---- Raw records
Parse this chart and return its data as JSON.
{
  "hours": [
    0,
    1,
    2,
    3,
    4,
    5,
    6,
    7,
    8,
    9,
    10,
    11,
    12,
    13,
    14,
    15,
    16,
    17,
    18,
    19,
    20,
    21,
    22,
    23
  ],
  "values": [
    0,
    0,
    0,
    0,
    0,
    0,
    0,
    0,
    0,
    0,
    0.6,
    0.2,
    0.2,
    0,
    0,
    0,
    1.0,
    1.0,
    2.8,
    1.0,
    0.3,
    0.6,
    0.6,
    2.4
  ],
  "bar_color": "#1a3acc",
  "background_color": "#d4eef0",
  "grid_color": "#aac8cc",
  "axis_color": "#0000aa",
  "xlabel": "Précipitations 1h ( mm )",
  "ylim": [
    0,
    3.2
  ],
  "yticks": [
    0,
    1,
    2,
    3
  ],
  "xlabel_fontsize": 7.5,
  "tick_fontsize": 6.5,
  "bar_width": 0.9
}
--------
◆ **Written instruction**
All of the data shown above must be copied exactly.

◆ **Complete output**
Parse this chart and return its data as JSON.
{
  "hours": [
    0,
    1,
    2,
    3,
    4,
    5,
    6,
    7,
    8,
    9,
    10,
    11,
    12,
    13,
    14,
    15,
    16,
    17,
    18,
    19,
    20,
    21,
    22,
    23
  ],
  "values": [
    0,
    0,
    0,
    0,
    0,
    0,
    0,
    0,
    0,
    0,
    0.6,
    0.2,
    0.2,
    0,
    0,
    0,
    1.0,
    1.0,
    2.8,
    1.0,
    0.3,
    0.6,
    0.6,
    2.4
  ],
  "bar_color": "#1a3acc",
  "background_color": "#d4eef0",
  "grid_color": "#aac8cc",
  "axis_color": "#0000aa",
  "xlabel": "Précipitations 1h ( mm )",
  "ylim": [
    0,
    3.2
  ],
  "yticks": [
    0,
    1,
    2,
    3
  ],
  "xlabel_fontsize": 7.5,
  "tick_fontsize": 6.5,
  "bar_width": 0.9
}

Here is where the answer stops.